Data records:
==*==

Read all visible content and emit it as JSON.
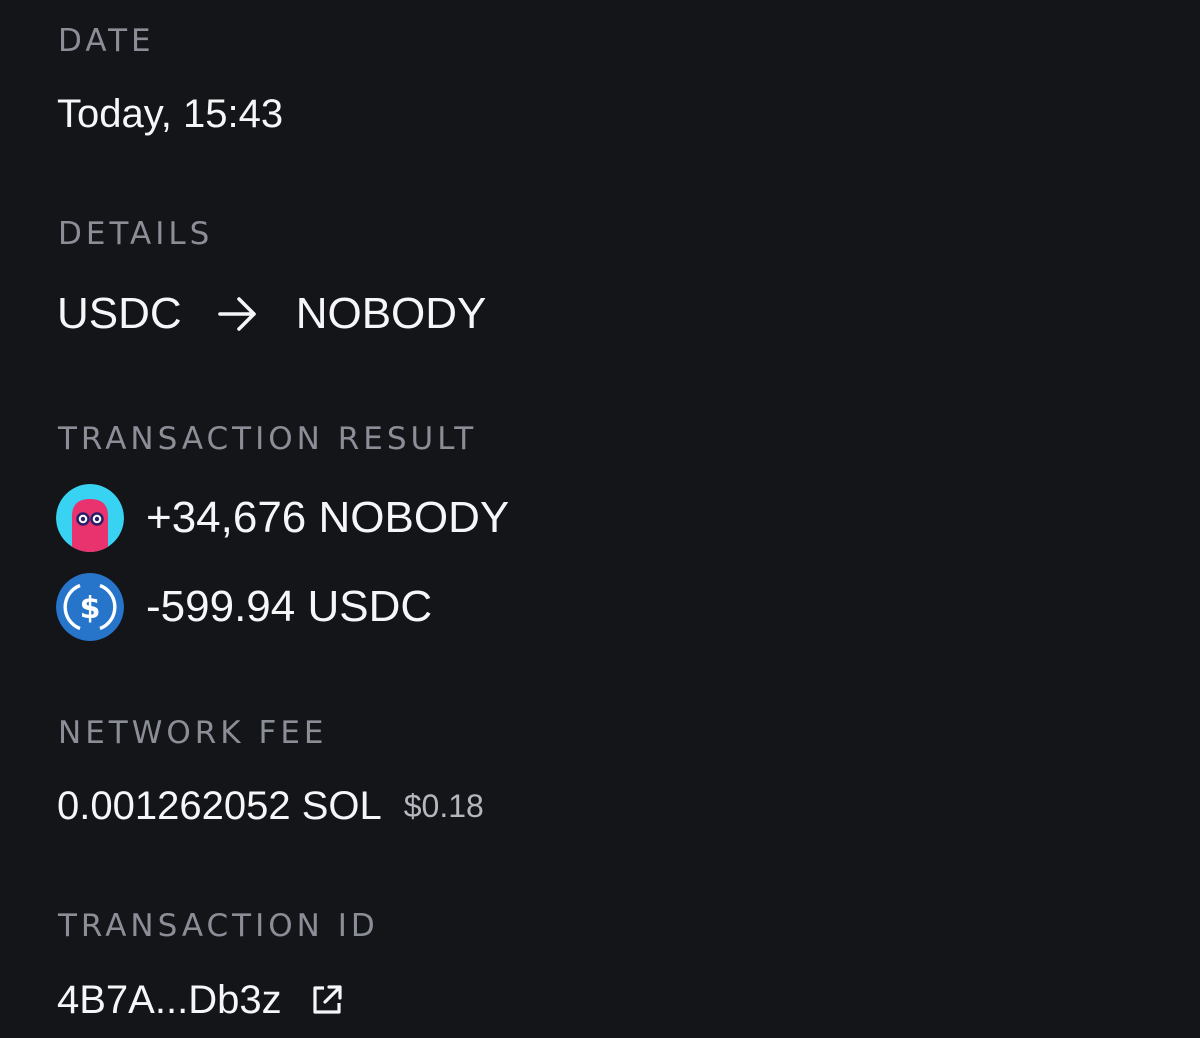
{
  "date": {
    "label": "DATE",
    "value": "Today, 15:43"
  },
  "details": {
    "label": "DETAILS",
    "from_token": "USDC",
    "to_token": "NOBODY",
    "arrow_icon": "arrow-right-icon"
  },
  "transaction_result": {
    "label": "TRANSACTION RESULT",
    "items": [
      {
        "text": "+34,676 NOBODY",
        "icon": "nobody-token-icon",
        "icon_color": "#e8336f"
      },
      {
        "text": "-599.94 USDC",
        "icon": "usdc-token-icon",
        "icon_color": "#2775ca"
      }
    ]
  },
  "network_fee": {
    "label": "NETWORK FEE",
    "amount": "0.001262052 SOL",
    "usd": "$0.18"
  },
  "transaction_id": {
    "label": "TRANSACTION ID",
    "value": "4B7A...Db3z",
    "link_icon": "external-link-icon"
  },
  "colors": {
    "background": "#131519",
    "label": "#8b8e96",
    "text": "#f6f6f8"
  }
}
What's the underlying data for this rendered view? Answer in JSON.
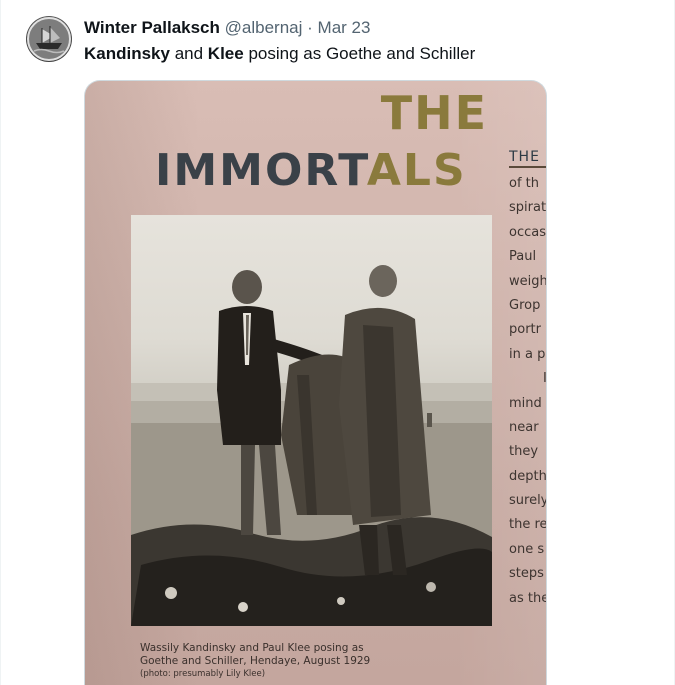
{
  "tweet": {
    "author_name": "Winter Pallaksch",
    "handle": "@albernaj",
    "separator": "·",
    "date": "Mar 23",
    "text_bold_1": "Kandinsky",
    "text_mid": " and ",
    "text_bold_2": "Klee",
    "text_rest": " posing as Goethe and Schiller"
  },
  "media": {
    "title_line1": "THE",
    "title_line2_dark": "IMMORT",
    "title_line2_gold": "ALS",
    "side_heading": "THE",
    "side_lines": [
      "of th",
      "spirat",
      "occas",
      "Paul",
      "weigh",
      "Grop",
      "portr",
      "in a p",
      "I",
      "mind",
      "near",
      "they",
      "depth",
      "surely",
      "the re",
      "one s",
      "steps",
      "as the"
    ],
    "caption_line1": "Wassily Kandinsky and Paul Klee posing as",
    "caption_line2": "Goethe and Schiller, Hendaye, August 1929",
    "caption_line3": "(photo: presumably Lily Klee)"
  },
  "colors": {
    "text_primary": "#0f1419",
    "text_secondary": "#536471",
    "title_gold": "#8a7a3c",
    "title_dark": "#3a4148"
  }
}
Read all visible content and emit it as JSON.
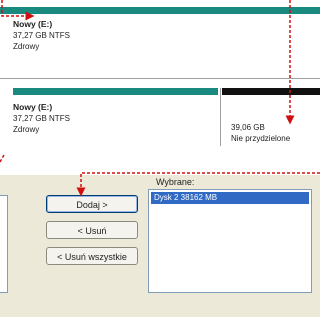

==*==

What you need to do: Check each line of the material above for "Schiller" and say how many lines contain it, giving the number alone.

Result for this exercise: 2